▶ **Supplied information**:
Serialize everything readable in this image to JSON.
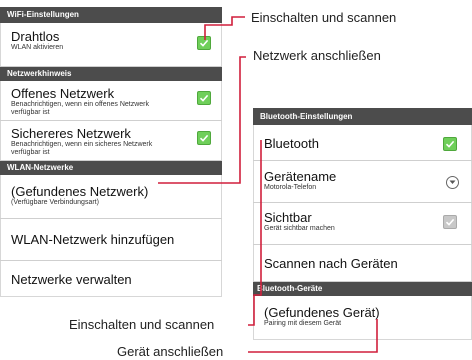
{
  "wifi": {
    "header": "WiFi-Einstellungen",
    "drahtlos": {
      "title": "Drahtlos",
      "subtitle": "WLAN aktivieren"
    },
    "section_hinweis": "Netzwerkhinweis",
    "offenes": {
      "title": "Offenes Netzwerk",
      "subtitle": "Benachrichtigen, wenn ein offenes Netzwerk verfügbar ist"
    },
    "sicheres": {
      "title": "Sichereres Netzwerk",
      "subtitle": "Benachrichtigen, wenn ein sicheres Netzwerk verfügbar ist"
    },
    "section_netzwerke": "WLAN-Netzwerke",
    "gefunden": {
      "title": "(Gefundenes Netzwerk)",
      "subtitle": "(Verfügbare Verbindungsart)"
    },
    "hinzufuegen": "WLAN-Netzwerk hinzufügen",
    "verwalten": "Netzwerke verwalten"
  },
  "bluetooth": {
    "header": "Bluetooth-Einstellungen",
    "bluetooth": "Bluetooth",
    "geraetename": {
      "title": "Gerätename",
      "subtitle": "Motorola-Telefon"
    },
    "sichtbar": {
      "title": "Sichtbar",
      "subtitle": "Gerät sichtbar machen"
    },
    "scannen": "Scannen nach Geräten",
    "section_geraete": "Bluetooth-Geräte",
    "gefunden": {
      "title": "(Gefundenes Gerät)",
      "subtitle": "Pairing mit diesem Gerät"
    }
  },
  "callouts": {
    "top_scan": "Einschalten und scannen",
    "netzwerk": "Netzwerk anschließen",
    "bottom_scan": "Einschalten und scannen",
    "geraet": "Gerät anschließen"
  },
  "colors": {
    "callout_line": "#d01f3c",
    "checkbox": "#6fcf5a",
    "header": "#4c4c4c"
  }
}
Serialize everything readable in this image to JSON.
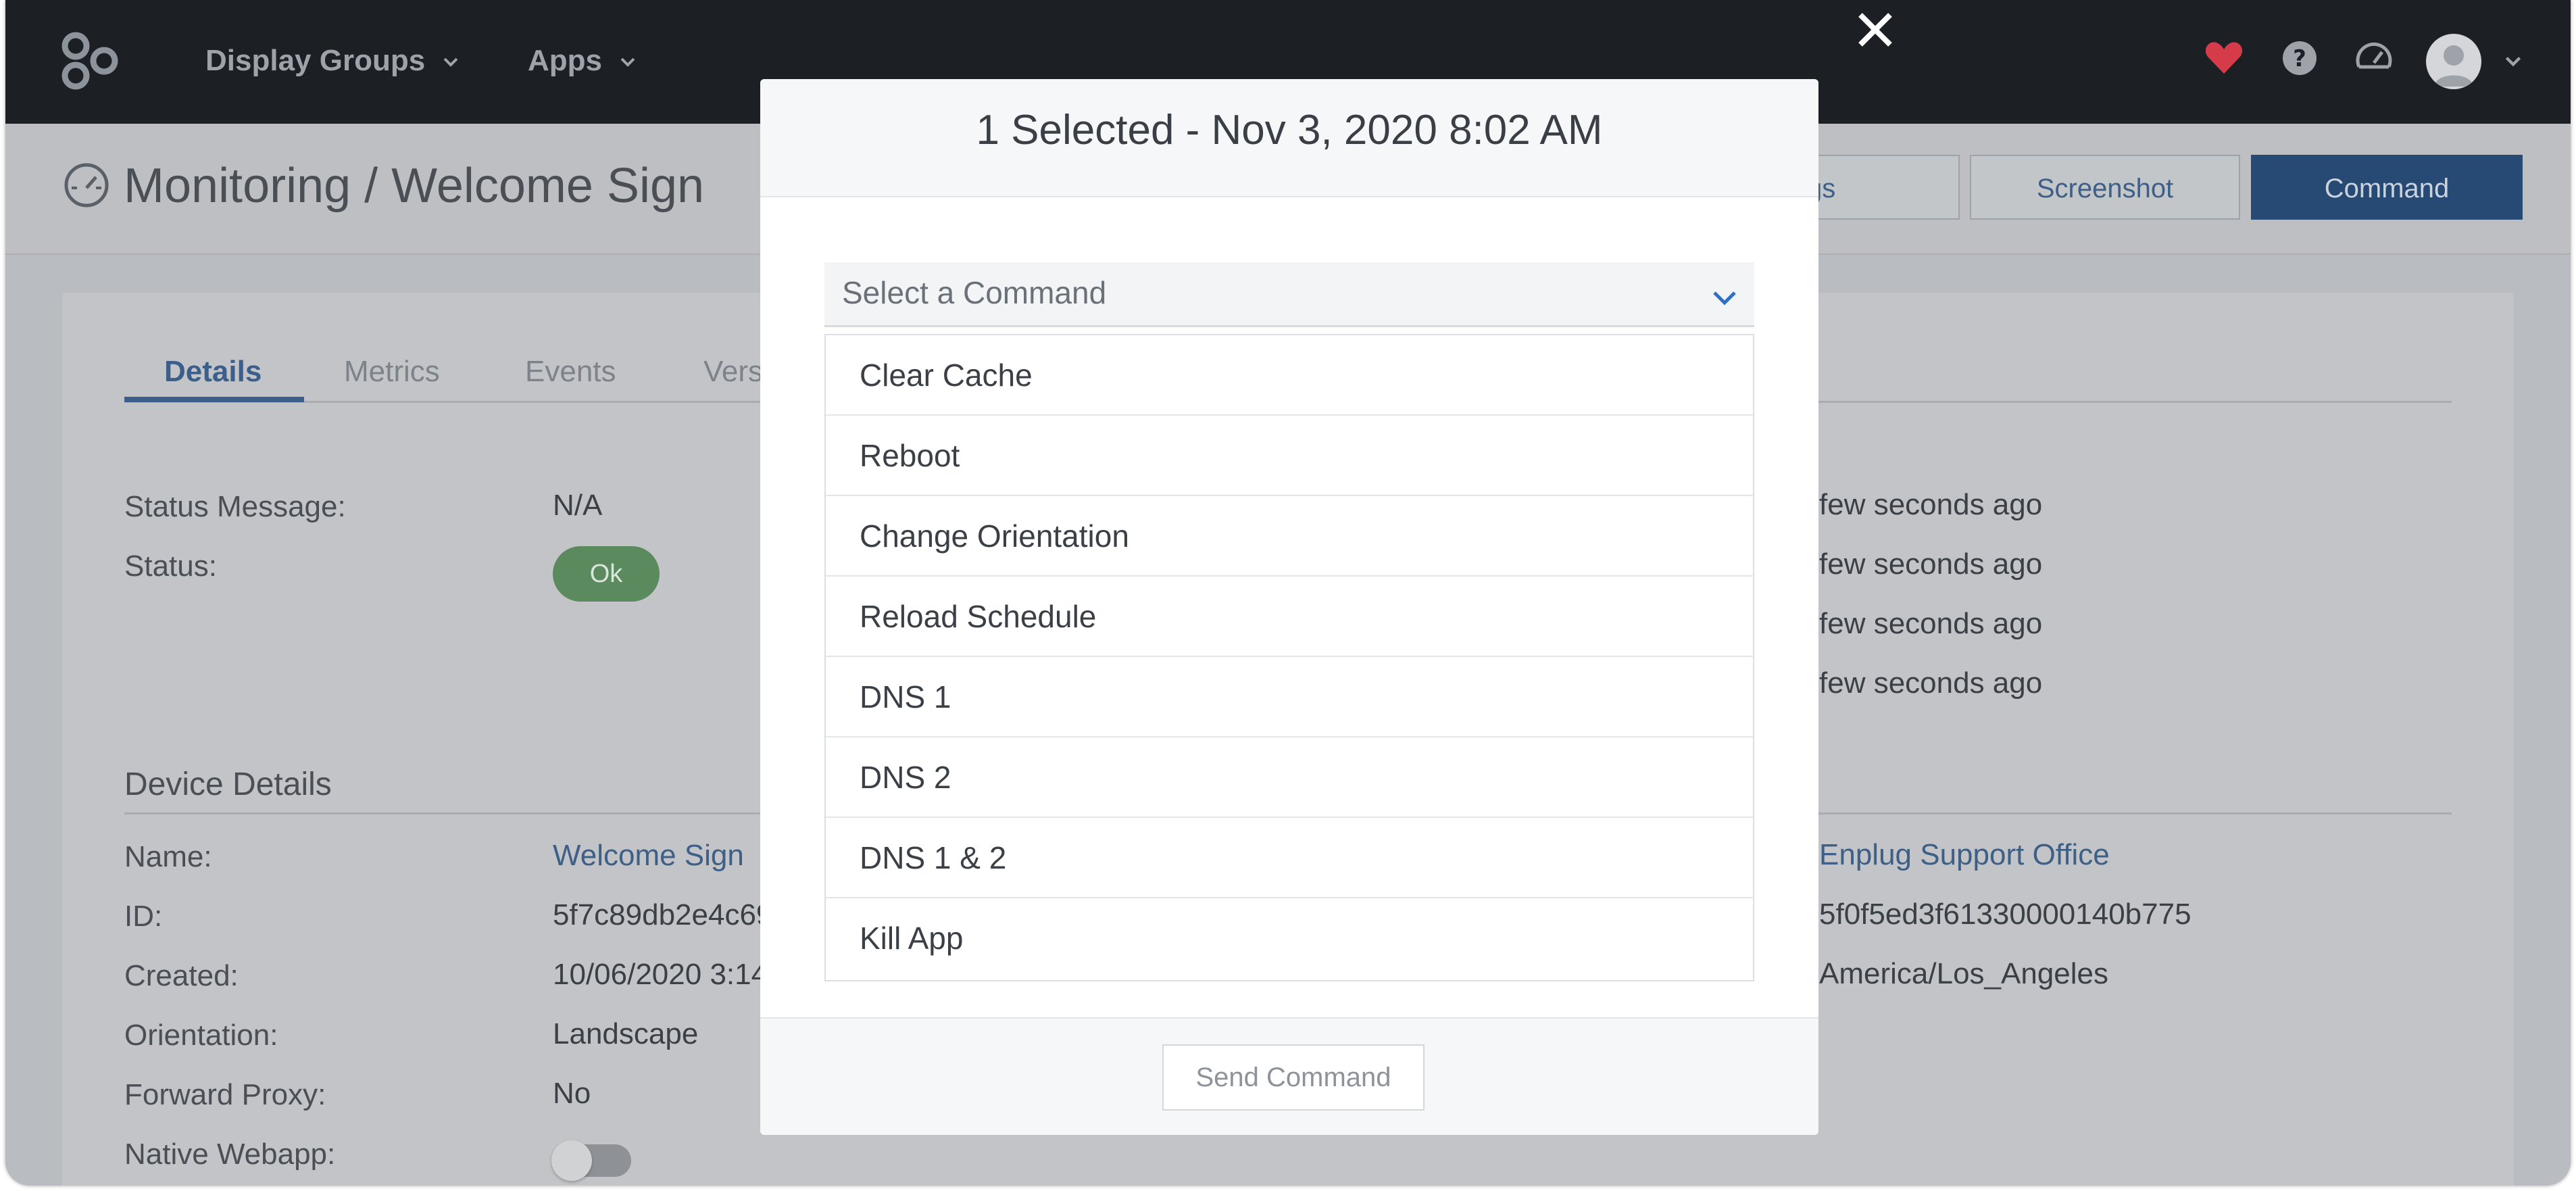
{
  "navbar": {
    "logo_icon": "enplug-logo-icon",
    "menus": [
      {
        "label": "Display Groups"
      },
      {
        "label": "Apps"
      }
    ],
    "icons": [
      "heart-icon",
      "help-icon",
      "dashboard-icon"
    ],
    "heart_color": "#d63b4a"
  },
  "page": {
    "title": "Monitoring / Welcome Sign",
    "buttons": {
      "logs": "gs",
      "screenshot": "Screenshot",
      "command": "Command"
    },
    "accent": "#2d5b96"
  },
  "tabs": [
    {
      "label": "Details"
    },
    {
      "label": "Metrics"
    },
    {
      "label": "Events"
    },
    {
      "label": "Vers"
    }
  ],
  "status": {
    "message_label": "Status Message:",
    "message_value": "N/A",
    "status_label": "Status:",
    "status_value": "Ok",
    "status_color": "#5b8a5e",
    "times": [
      "few seconds ago",
      "few seconds ago",
      "few seconds ago",
      "few seconds ago"
    ]
  },
  "device": {
    "section_title": "Device Details",
    "rows": [
      {
        "label": "Name:",
        "value": "Welcome Sign"
      },
      {
        "label": "ID:",
        "value": "5f7c89db2e4c69"
      },
      {
        "label": "Created:",
        "value": "10/06/2020 3:14"
      },
      {
        "label": "Orientation:",
        "value": "Landscape"
      },
      {
        "label": "Forward Proxy:",
        "value": "No"
      },
      {
        "label": "Native Webapp:",
        "value": ""
      }
    ],
    "right_values": [
      "Enplug Support Office",
      "5f0f5ed3f61330000140b775",
      "America/Los_Angeles"
    ]
  },
  "modal": {
    "title": "1 Selected - Nov 3, 2020 8:02 AM",
    "select_placeholder": "Select a Command",
    "options": [
      {
        "label": "Clear Cache"
      },
      {
        "label": "Reboot"
      },
      {
        "label": "Change Orientation"
      },
      {
        "label": "Reload Schedule"
      },
      {
        "label": "DNS 1"
      },
      {
        "label": "DNS 2"
      },
      {
        "label": "DNS 1 & 2"
      },
      {
        "label": "Kill App"
      }
    ],
    "send_label": "Send Command"
  }
}
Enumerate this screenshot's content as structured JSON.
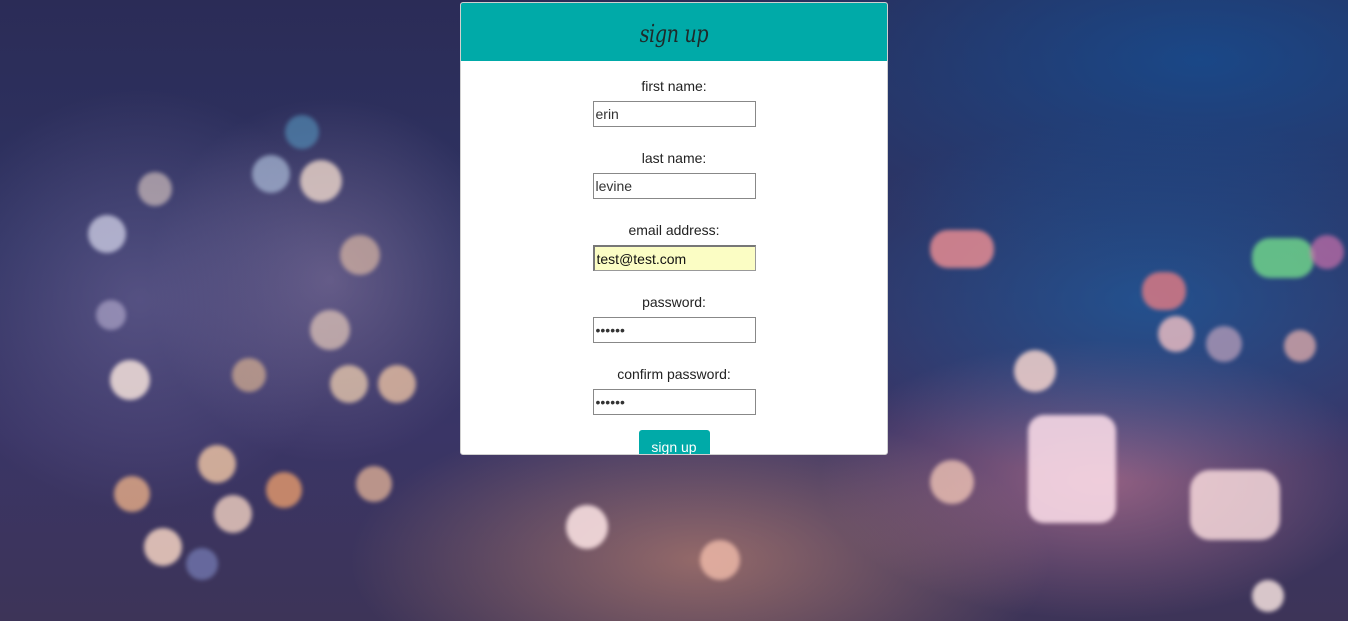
{
  "form": {
    "title": "sign up",
    "fields": [
      {
        "label": "first name:",
        "value": "erin",
        "type": "text"
      },
      {
        "label": "last name:",
        "value": "levine",
        "type": "text"
      },
      {
        "label": "email address:",
        "value": "test@test.com",
        "type": "text"
      },
      {
        "label": "password:",
        "value": "••••••",
        "type": "password"
      },
      {
        "label": "confirm password:",
        "value": "••••••",
        "type": "password"
      }
    ],
    "submit_label": "sign up"
  },
  "colors": {
    "accent": "#00aaa8",
    "autofill": "#fbfdc4"
  }
}
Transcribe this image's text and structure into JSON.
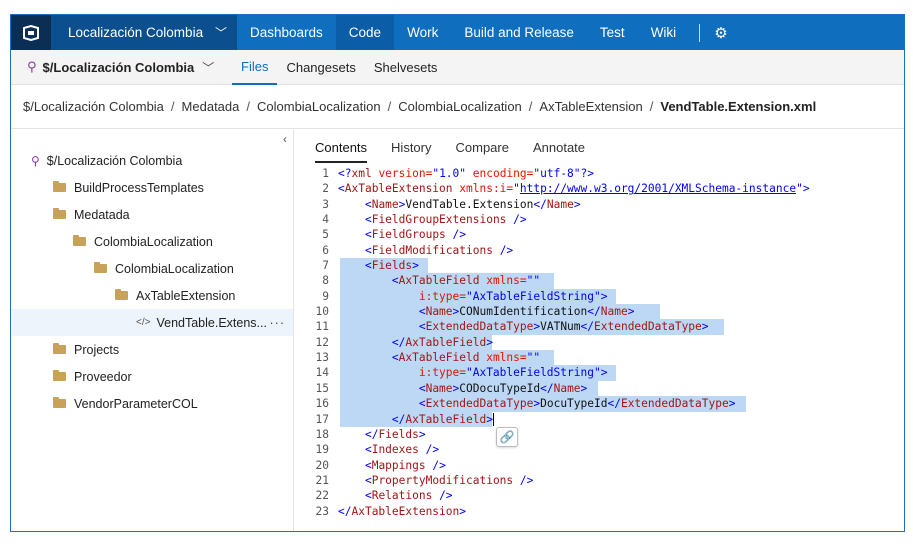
{
  "topnav": {
    "project": "Localización Colombia",
    "items": [
      "Dashboards",
      "Code",
      "Work",
      "Build and Release",
      "Test",
      "Wiki"
    ],
    "active_index": 1,
    "accent": "#106ebe"
  },
  "subnav": {
    "repo": "$/Localización Colombia",
    "tabs": [
      "Files",
      "Changesets",
      "Shelvesets"
    ],
    "active_index": 0
  },
  "breadcrumb": [
    "$/Localización Colombia",
    "Medatada",
    "ColombiaLocalization",
    "ColombiaLocalization",
    "AxTableExtension",
    "VendTable.Extension.xml"
  ],
  "tree": [
    {
      "label": "$/Localización Colombia",
      "type": "repo",
      "level": 0
    },
    {
      "label": "BuildProcessTemplates",
      "type": "folder",
      "level": 1
    },
    {
      "label": "Medatada",
      "type": "folder",
      "level": 1
    },
    {
      "label": "ColombiaLocalization",
      "type": "folder",
      "level": 2
    },
    {
      "label": "ColombiaLocalization",
      "type": "folder",
      "level": 3
    },
    {
      "label": "AxTableExtension",
      "type": "folder",
      "level": 4
    },
    {
      "label": "VendTable.Extens...",
      "type": "file",
      "level": 5,
      "selected": true
    },
    {
      "label": "Projects",
      "type": "folder",
      "level": 1
    },
    {
      "label": "Proveedor",
      "type": "folder",
      "level": 1
    },
    {
      "label": "VendorParameterCOL",
      "type": "folder",
      "level": 1
    }
  ],
  "content_tabs": [
    "Contents",
    "History",
    "Compare",
    "Annotate"
  ],
  "content_active": 0,
  "code_lines": [
    {
      "n": "1"
    },
    {
      "n": "2"
    },
    {
      "n": "3"
    },
    {
      "n": "4"
    },
    {
      "n": "5"
    },
    {
      "n": "6"
    },
    {
      "n": "7"
    },
    {
      "n": "8"
    },
    {
      "n": "9"
    },
    {
      "n": "10"
    },
    {
      "n": "11"
    },
    {
      "n": "12"
    },
    {
      "n": "13"
    },
    {
      "n": "14"
    },
    {
      "n": "15"
    },
    {
      "n": "16"
    },
    {
      "n": "17"
    },
    {
      "n": "18"
    },
    {
      "n": "19"
    },
    {
      "n": "20"
    },
    {
      "n": "21"
    },
    {
      "n": "22"
    },
    {
      "n": "23"
    }
  ],
  "code": {
    "l1_a": "<?",
    "l1_b": "xml",
    "l1_c": " version=",
    "l1_d": "\"1.0\"",
    "l1_e": " encoding=",
    "l1_f": "\"utf-8\"",
    "l1_g": "?>",
    "l2_a": "<",
    "l2_b": "AxTableExtension",
    "l2_c": " xmlns:i=",
    "l2_d": "\"",
    "l2_e": "http://www.w3.org/2001/XMLSchema-instance",
    "l2_f": "\"",
    "l2_g": ">",
    "l3_name": "VendTable.Extension",
    "l10_val": "CONumIdentification",
    "l11_val": "VATNum",
    "l15_val": "CODocuTypeId",
    "l16_val": "DocuTypeId"
  }
}
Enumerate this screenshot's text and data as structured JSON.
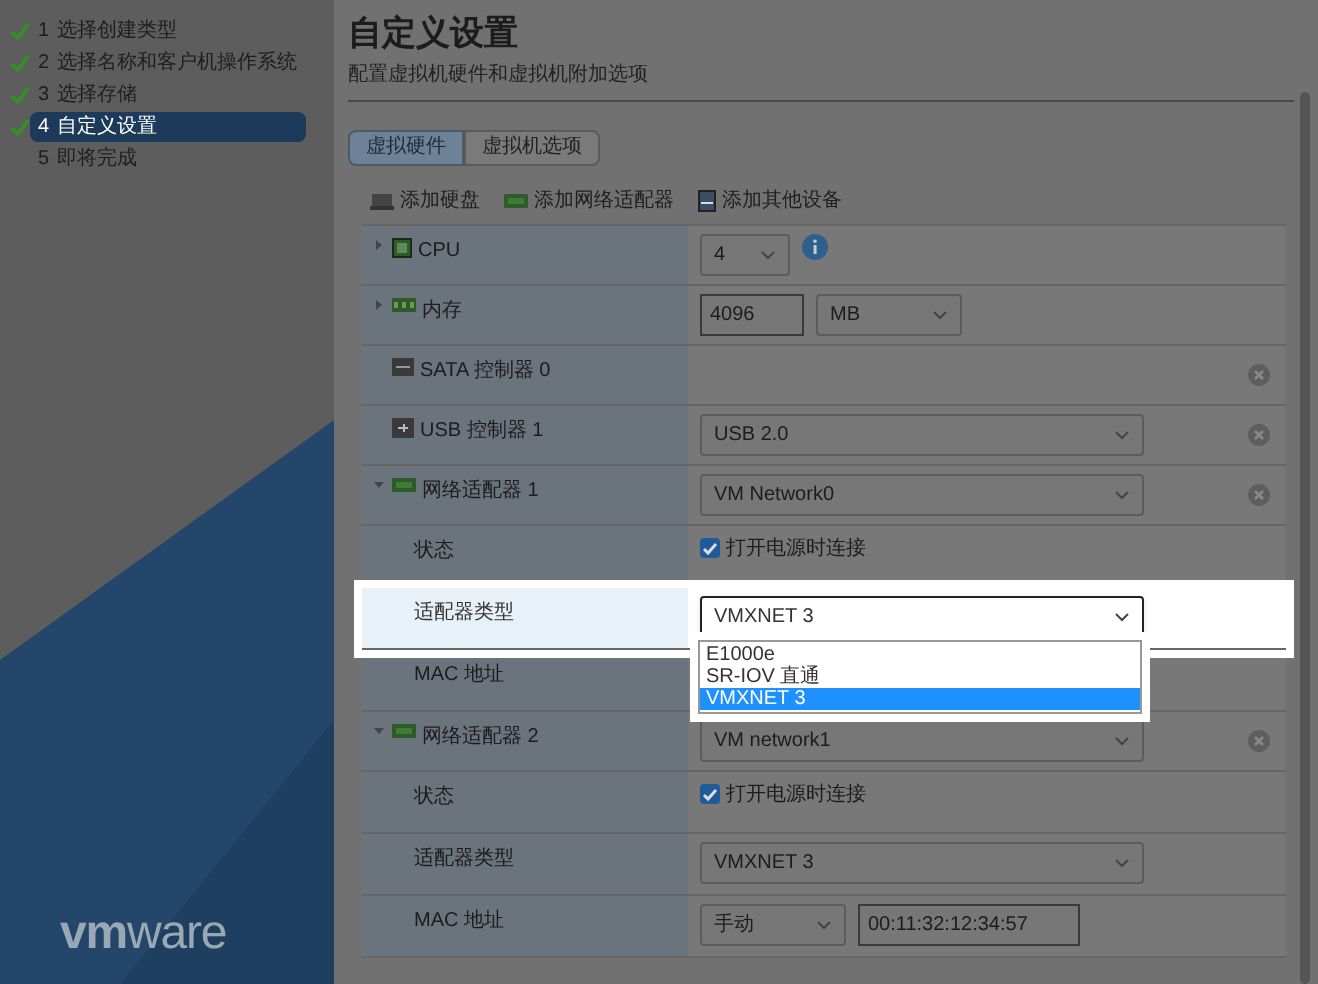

▶ **Required work**: Check each line of the entries above, and show every one holding the word "scannen".

▶ **Final answer**:
    "scannen": "Scannen nach Geräten",
    "top_scan": "Einschalten und scannen",
    "bottom_scan": "Einschalten und scannen",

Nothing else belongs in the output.